Find every line in the records that holds the string "vaccine". Copy each one.

Data in this exercise -
──────────

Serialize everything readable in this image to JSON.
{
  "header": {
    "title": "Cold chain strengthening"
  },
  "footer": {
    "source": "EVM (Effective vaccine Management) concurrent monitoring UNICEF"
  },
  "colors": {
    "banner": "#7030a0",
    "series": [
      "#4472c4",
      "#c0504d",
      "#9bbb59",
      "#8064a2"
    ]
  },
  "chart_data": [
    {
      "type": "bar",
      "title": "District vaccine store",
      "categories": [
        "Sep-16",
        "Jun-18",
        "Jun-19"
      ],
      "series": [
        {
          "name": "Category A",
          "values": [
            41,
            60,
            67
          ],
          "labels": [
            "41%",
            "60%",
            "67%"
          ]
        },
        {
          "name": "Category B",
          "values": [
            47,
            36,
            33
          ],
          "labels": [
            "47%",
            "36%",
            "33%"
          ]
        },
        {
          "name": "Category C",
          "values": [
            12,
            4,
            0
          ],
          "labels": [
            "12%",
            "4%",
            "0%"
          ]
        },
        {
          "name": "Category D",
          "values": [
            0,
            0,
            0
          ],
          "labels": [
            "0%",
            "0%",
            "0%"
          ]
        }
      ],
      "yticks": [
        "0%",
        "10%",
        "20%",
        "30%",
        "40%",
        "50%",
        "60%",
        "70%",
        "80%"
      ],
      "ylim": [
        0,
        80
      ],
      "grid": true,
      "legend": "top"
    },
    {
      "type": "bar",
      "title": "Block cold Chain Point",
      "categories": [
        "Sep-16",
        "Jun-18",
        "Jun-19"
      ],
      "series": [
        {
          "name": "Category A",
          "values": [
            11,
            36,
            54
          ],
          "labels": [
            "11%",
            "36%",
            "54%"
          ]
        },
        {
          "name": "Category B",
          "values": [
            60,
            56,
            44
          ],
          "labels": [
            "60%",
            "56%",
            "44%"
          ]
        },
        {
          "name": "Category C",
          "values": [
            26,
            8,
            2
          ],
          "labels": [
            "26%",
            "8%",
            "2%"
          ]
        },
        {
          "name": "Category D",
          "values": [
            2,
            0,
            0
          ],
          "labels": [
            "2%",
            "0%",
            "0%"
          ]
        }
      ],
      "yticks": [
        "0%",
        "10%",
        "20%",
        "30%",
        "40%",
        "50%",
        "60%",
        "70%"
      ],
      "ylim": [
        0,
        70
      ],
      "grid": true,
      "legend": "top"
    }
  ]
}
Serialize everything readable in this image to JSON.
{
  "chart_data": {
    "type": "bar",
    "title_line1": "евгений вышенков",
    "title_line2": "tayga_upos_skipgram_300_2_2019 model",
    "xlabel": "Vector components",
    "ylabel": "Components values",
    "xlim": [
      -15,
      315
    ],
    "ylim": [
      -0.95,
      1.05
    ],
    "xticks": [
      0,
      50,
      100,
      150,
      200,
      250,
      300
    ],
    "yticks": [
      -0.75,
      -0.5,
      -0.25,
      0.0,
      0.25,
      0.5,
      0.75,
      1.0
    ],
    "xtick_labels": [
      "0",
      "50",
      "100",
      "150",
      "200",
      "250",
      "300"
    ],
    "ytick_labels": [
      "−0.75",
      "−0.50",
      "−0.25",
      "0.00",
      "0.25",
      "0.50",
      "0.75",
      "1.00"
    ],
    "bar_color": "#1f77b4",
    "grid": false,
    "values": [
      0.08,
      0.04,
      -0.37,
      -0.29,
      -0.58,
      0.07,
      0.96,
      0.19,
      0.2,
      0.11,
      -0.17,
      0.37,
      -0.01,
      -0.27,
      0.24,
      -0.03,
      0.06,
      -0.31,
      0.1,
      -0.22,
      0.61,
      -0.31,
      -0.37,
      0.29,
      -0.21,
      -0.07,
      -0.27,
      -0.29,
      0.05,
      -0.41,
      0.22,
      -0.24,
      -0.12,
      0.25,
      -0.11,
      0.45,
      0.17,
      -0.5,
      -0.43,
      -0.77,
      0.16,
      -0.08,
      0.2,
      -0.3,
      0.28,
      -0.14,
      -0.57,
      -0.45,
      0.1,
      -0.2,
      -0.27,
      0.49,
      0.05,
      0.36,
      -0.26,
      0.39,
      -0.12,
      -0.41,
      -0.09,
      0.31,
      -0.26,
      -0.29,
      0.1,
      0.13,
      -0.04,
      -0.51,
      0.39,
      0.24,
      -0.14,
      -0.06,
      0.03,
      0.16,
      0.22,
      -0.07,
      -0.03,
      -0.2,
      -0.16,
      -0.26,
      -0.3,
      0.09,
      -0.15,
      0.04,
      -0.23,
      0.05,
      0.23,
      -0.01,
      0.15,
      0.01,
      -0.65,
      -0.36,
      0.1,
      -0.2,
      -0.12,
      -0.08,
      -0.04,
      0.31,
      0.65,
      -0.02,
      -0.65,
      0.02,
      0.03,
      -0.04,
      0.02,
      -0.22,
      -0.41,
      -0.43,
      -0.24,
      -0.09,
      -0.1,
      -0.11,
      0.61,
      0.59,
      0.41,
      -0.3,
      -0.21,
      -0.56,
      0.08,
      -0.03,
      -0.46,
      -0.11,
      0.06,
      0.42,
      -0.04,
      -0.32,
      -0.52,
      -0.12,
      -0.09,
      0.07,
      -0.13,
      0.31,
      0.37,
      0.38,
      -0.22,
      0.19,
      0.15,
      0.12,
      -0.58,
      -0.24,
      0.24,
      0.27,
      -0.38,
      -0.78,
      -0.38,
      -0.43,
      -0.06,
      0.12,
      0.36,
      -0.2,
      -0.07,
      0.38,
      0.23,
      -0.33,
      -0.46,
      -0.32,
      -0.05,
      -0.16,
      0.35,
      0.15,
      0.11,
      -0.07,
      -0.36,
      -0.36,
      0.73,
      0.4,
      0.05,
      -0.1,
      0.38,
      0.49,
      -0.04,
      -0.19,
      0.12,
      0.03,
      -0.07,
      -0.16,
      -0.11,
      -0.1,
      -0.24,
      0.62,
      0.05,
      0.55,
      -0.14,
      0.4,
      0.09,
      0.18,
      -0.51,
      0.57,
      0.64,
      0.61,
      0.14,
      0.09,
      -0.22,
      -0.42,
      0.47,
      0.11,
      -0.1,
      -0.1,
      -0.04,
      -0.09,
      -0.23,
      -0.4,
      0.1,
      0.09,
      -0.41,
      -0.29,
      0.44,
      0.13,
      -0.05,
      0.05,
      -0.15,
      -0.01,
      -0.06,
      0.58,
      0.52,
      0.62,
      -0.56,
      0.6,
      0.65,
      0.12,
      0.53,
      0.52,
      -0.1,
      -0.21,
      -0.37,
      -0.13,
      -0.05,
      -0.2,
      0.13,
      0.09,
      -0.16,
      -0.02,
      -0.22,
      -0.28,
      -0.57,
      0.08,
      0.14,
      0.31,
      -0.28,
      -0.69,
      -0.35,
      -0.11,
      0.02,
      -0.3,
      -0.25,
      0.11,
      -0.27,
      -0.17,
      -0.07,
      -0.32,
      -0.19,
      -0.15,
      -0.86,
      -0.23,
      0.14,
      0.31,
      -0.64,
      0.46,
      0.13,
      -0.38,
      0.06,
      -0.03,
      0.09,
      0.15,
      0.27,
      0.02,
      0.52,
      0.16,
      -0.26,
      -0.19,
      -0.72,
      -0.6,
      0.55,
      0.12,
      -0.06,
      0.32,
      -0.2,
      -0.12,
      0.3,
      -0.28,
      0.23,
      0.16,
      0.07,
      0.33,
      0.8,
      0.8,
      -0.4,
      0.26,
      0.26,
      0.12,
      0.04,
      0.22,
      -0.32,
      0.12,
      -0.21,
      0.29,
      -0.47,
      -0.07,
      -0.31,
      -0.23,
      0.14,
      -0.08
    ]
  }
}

──────────

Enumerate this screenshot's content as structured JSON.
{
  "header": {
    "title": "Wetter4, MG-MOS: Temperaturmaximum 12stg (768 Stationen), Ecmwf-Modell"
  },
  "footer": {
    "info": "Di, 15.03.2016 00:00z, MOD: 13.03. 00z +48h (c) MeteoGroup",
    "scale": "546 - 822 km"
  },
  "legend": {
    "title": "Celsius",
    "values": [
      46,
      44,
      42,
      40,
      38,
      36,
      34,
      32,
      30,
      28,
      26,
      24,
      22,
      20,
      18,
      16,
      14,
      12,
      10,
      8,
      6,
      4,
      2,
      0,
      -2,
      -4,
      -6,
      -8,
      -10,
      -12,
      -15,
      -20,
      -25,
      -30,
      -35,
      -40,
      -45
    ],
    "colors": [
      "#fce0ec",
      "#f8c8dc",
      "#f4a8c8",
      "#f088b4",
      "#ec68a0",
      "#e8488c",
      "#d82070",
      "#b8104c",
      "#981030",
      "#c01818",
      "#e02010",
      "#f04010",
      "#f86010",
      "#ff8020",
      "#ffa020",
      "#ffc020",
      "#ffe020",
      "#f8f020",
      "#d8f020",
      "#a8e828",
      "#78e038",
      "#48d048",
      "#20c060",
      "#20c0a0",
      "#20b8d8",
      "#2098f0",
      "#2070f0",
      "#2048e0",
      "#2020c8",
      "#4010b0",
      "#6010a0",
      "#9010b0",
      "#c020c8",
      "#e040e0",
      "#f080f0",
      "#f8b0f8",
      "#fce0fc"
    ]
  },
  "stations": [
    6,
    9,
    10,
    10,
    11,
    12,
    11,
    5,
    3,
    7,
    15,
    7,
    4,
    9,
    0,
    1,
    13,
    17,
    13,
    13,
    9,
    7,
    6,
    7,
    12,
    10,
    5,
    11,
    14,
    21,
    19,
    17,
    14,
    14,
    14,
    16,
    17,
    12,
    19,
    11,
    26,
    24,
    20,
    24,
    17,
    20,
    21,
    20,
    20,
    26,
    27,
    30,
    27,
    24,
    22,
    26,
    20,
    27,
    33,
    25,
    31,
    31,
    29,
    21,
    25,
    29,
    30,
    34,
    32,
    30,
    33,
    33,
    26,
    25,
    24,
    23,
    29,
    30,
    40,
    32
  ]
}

──────────

Solution -
    "source": "EVM (Effective vaccine Management) concurrent monitoring UNICEF"
      "title": "District vaccine store",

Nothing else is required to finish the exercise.